WRITTEN REQUEST —
In the records below, locate the line containing "Output the text content of this document."; output that line and every following line through the last, exactly.

AVAILABLE DATA —
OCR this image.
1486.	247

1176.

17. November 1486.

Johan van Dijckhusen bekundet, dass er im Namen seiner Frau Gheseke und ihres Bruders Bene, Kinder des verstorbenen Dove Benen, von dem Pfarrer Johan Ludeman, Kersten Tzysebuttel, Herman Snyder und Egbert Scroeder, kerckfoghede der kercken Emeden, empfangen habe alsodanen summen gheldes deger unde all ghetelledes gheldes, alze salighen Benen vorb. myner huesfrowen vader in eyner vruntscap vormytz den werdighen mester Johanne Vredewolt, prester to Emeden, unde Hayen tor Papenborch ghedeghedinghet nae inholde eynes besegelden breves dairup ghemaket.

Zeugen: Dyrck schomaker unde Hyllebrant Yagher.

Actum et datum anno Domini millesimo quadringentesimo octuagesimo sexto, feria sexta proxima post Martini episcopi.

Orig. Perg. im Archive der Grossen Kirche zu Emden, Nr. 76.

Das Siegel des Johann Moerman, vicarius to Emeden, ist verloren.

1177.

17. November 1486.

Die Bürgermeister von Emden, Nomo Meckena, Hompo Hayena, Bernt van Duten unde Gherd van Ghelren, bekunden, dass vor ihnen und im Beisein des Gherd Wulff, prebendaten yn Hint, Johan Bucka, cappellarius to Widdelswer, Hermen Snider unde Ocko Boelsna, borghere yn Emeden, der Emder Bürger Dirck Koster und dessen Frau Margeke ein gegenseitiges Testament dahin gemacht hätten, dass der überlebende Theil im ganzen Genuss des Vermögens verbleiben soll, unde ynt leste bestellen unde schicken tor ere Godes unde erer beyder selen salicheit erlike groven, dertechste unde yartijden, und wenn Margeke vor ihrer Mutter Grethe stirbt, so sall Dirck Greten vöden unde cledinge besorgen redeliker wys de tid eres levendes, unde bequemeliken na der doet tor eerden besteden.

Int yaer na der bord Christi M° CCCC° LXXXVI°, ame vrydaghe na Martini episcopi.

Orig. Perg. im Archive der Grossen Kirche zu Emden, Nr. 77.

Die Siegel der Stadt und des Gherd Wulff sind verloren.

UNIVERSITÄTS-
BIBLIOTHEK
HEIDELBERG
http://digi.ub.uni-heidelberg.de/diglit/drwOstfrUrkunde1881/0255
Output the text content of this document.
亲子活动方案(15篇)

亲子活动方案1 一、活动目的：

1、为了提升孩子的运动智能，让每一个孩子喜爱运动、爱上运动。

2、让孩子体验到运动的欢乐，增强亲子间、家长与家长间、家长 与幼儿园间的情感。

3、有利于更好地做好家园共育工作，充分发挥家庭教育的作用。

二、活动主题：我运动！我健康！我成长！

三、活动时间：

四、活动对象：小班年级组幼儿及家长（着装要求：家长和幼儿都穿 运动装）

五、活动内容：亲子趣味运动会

RESPONSE TO THE EXERCISE —
Output the text content of this document.
亲子活动方案(15篇)

亲子活动方案1 一、活动目的：

1、为了提升孩子的运动智能，让每一个孩子喜爱运动、爱上运动。

2、让孩子体验到运动的欢乐，增强亲子间、家长与家长间、家长 与幼儿园间的情感。

3、有利于更好地做好家园共育工作，充分发挥家庭教育的作用。

二、活动主题：我运动！我健康！我成长！

三、活动时间：

四、活动对象：小班年级组幼儿及家长（着装要求：家长和幼儿都穿 运动装）

五、活动内容：亲子趣味运动会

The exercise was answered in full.